◆ Requirement: Write out each entry, exactly the way it appears.

◆ Task data:
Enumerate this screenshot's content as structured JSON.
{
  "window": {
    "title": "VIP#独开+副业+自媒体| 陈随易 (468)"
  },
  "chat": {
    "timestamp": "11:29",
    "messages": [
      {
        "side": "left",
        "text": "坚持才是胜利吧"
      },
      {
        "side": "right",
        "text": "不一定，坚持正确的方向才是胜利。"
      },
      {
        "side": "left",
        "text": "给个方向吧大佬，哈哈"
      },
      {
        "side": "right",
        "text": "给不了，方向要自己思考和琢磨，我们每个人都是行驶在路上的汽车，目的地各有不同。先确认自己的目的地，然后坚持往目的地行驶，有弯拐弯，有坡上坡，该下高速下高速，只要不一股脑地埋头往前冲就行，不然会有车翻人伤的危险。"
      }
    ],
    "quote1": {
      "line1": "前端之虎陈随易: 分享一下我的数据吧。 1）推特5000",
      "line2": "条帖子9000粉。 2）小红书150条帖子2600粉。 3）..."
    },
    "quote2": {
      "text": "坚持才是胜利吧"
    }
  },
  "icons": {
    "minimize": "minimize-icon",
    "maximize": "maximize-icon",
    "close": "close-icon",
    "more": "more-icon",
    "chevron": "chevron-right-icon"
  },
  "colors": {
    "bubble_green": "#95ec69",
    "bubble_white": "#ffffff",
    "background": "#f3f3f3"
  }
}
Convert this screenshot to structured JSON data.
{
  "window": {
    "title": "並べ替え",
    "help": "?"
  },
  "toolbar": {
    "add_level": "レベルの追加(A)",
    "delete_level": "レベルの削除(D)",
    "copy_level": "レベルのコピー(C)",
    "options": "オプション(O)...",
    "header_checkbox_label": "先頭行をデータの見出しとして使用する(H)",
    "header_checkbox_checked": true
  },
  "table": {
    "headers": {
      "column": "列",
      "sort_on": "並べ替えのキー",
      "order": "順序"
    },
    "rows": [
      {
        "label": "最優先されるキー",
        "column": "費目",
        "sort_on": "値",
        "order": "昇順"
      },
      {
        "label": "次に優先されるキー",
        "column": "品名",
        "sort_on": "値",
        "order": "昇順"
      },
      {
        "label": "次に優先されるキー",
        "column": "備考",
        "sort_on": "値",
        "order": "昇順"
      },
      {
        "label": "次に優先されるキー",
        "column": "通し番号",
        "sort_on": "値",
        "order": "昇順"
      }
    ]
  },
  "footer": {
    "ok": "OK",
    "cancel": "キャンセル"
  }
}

◆ Exercise response:
Enumerate this screenshot's content as structured JSON.
{
  "window": {
    "title": "VIP#独开+副业+自媒体| 陈随易 (468)"
  },
  "chat": {
    "timestamp": "11:29",
    "messages": [
      {
        "side": "left",
        "text": "坚持才是胜利吧"
      },
      {
        "side": "right",
        "text": "不一定，坚持正确的方向才是胜利。"
      },
      {
        "side": "left",
        "text": "给个方向吧大佬，哈哈"
      },
      {
        "side": "right",
        "text": "给不了，方向要自己思考和琢磨，我们每个人都是行驶在路上的汽车，目的地各有不同。先确认自己的目的地，然后坚持往目的地行驶，有弯拐弯，有坡上坡，该下高速下高速，只要不一股脑地埋头往前冲就行，不然会有车翻人伤的危险。"
      }
    ],
    "quote1": {
      "line1": "前端之虎陈随易: 分享一下我的数据吧。 1）推特5000",
      "line2": "条帖子9000粉。 2）小红书150条帖子2600粉。 3）..."
    },
    "quote2": {
      "text": "坚持才是胜利吧"
    }
  },
  "icons": {
    "minimize": "minimize-icon",
    "maximize": "maximize-icon",
    "close": "close-icon",
    "more": "more-icon",
    "chevron": "chevron-right-icon"
  },
  "colors": {
    "bubble_green": "#95ec69",
    "bubble_white": "#ffffff",
    "background": "#f3f3f3"
  }
}
Convert this screenshot to structured JSON data.
{
  "window": {
    "title": "並べ替え",
    "help": "?"
  },
  "toolbar": {
    "add_level": "レベルの追加(A)",
    "delete_level": "レベルの削除(D)",
    "copy_level": "レベルのコピー(C)",
    "options": "オプション(O)...",
    "header_checkbox_label": "先頭行をデータの見出しとして使用する(H)",
    "header_checkbox_checked": true
  },
  "table": {
    "headers": {
      "column": "列",
      "sort_on": "並べ替えのキー",
      "order": "順序"
    },
    "rows": [
      {
        "label": "最優先されるキー",
        "column": "費目",
        "sort_on": "値",
        "order": "昇順"
      },
      {
        "label": "次に優先されるキー",
        "column": "品名",
        "sort_on": "値",
        "order": "昇順"
      },
      {
        "label": "次に優先されるキー",
        "column": "備考",
        "sort_on": "値",
        "order": "昇順"
      },
      {
        "label": "次に優先されるキー",
        "column": "通し番号",
        "sort_on": "値",
        "order": "昇順"
      }
    ]
  },
  "footer": {
    "ok": "OK",
    "cancel": "キャンセル"
  }
}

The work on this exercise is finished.